**Given instruction:** Reproduce the material exactly, omitting nothing.

Dataset records:
══════════

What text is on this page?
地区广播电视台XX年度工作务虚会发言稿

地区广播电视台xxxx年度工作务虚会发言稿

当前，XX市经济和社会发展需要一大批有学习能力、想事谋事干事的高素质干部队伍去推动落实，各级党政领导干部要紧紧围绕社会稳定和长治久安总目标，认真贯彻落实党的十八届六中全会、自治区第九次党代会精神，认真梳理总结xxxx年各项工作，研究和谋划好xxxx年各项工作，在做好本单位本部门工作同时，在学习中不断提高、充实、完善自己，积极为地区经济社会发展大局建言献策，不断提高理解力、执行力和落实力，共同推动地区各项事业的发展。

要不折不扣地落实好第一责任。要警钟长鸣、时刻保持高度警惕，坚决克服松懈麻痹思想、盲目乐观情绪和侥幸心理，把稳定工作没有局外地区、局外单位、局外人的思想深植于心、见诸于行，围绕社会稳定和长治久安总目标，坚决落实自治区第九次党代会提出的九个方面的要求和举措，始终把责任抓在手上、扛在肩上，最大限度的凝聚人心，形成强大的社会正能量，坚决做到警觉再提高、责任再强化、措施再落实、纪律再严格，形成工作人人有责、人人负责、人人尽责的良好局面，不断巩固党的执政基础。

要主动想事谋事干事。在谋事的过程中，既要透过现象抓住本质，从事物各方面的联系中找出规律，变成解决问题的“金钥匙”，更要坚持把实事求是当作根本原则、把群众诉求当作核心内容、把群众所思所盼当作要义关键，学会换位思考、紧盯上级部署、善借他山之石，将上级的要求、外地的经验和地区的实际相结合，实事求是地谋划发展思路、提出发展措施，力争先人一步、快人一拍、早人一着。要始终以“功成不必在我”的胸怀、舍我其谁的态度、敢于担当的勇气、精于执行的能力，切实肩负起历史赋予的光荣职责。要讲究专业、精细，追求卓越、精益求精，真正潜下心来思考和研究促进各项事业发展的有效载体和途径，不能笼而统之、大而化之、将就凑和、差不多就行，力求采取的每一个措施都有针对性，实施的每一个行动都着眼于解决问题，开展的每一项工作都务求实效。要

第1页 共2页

══════════

**Problem solution:**
What text is on this page?
地区广播电视台XX年度工作务虚会发言稿

地区广播电视台xxxx年度工作务虚会发言稿

当前，XX市经济和社会发展需要一大批有学习能力、想事谋事干事的高素质干部队伍去推动落实，各级党政领导干部要紧紧围绕社会稳定和长治久安总目标，认真贯彻落实党的十八届六中全会、自治区第九次党代会精神，认真梳理总结xxxx年各项工作，研究和谋划好xxxx年各项工作，在做好本单位本部门工作同时，在学习中不断提高、充实、完善自己，积极为地区经济社会发展大局建言献策，不断提高理解力、执行力和落实力，共同推动地区各项事业的发展。

要不折不扣地落实好第一责任。要警钟长鸣、时刻保持高度警惕，坚决克服松懈麻痹思想、盲目乐观情绪和侥幸心理，把稳定工作没有局外地区、局外单位、局外人的思想深植于心、见诸于行，围绕社会稳定和长治久安总目标，坚决落实自治区第九次党代会提出的九个方面的要求和举措，始终把责任抓在手上、扛在肩上，最大限度的凝聚人心，形成强大的社会正能量，坚决做到警觉再提高、责任再强化、措施再落实、纪律再严格，形成工作人人有责、人人负责、人人尽责的良好局面，不断巩固党的执政基础。

要主动想事谋事干事。在谋事的过程中，既要透过现象抓住本质，从事物各方面的联系中找出规律，变成解决问题的“金钥匙”，更要坚持把实事求是当作根本原则、把群众诉求当作核心内容、把群众所思所盼当作要义关键，学会换位思考、紧盯上级部署、善借他山之石，将上级的要求、外地的经验和地区的实际相结合，实事求是地谋划发展思路、提出发展措施，力争先人一步、快人一拍、早人一着。要始终以“功成不必在我”的胸怀、舍我其谁的态度、敢于担当的勇气、精于执行的能力，切实肩负起历史赋予的光荣职责。要讲究专业、精细，追求卓越、精益求精，真正潜下心来思考和研究促进各项事业发展的有效载体和途径，不能笼而统之、大而化之、将就凑和、差不多就行，力求采取的每一个措施都有针对性，实施的每一个行动都着眼于解决问题，开展的每一项工作都务求实效。要

第1页 共2页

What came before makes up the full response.